(Excerpts from a layout annotation set)

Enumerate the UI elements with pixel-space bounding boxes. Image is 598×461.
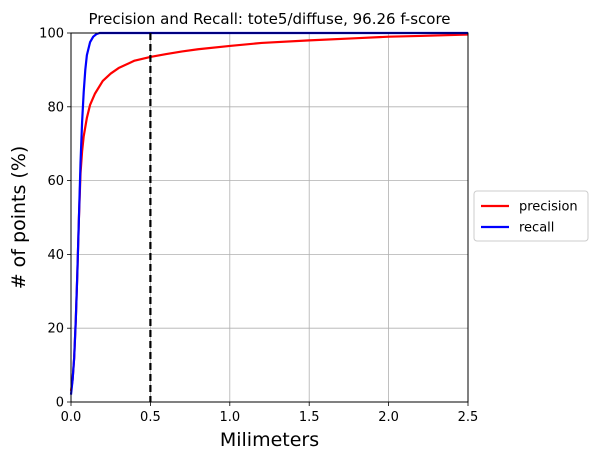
x-tick-label: 2.0	[378, 410, 399, 425]
chart-title: Precision and Recall: tote5/diffuse, 96.…	[88, 10, 450, 28]
legend-box	[473, 190, 589, 242]
series-group	[69, 31, 469, 395]
x-tick-label: 2.5	[458, 410, 479, 425]
legend-label-precision: precision	[519, 200, 578, 215]
x-tick-label: 0.0	[61, 410, 82, 425]
y-tick-label: 40	[47, 248, 64, 263]
x-tick-label: 0.5	[140, 410, 161, 425]
y-tick-label: 100	[39, 27, 64, 42]
legend: precision recall	[473, 190, 589, 242]
x-axis-label: Milimeters	[220, 429, 319, 451]
series-line-recall	[69, 31, 468, 395]
legend-label-recall: recall	[519, 221, 554, 236]
x-tick-label: 1.0	[219, 410, 240, 425]
y-tick-label: 60	[47, 174, 64, 189]
y-tick-label: 0	[56, 396, 64, 411]
x-tick-label: 1.5	[299, 410, 320, 425]
plot-frame	[70, 32, 469, 403]
y-tick-label: 80	[47, 100, 64, 115]
y-tick-label: 20	[47, 322, 64, 337]
plot-background	[71, 33, 468, 402]
axis-ticks: 0.0 0.5 1.0 1.5 2.0 2.5 0 20 40 60 80 100	[39, 27, 478, 426]
y-axis-label: # of points (%)	[8, 146, 30, 290]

◆ Requirement
Reproduce the stretch of the material from the line containing "410, 399, 425]" through the line containing "410, 479, 425]", substituting "series-cluster" for "series-group" and leaving everything else as it stands.

◆ Written solution
x-tick-label: 2.0	[378, 410, 399, 425]
chart-title: Precision and Recall: tote5/diffuse, 96.…	[88, 10, 450, 28]
legend-box	[473, 190, 589, 242]
series-cluster	[69, 31, 469, 395]
x-tick-label: 2.5	[458, 410, 479, 425]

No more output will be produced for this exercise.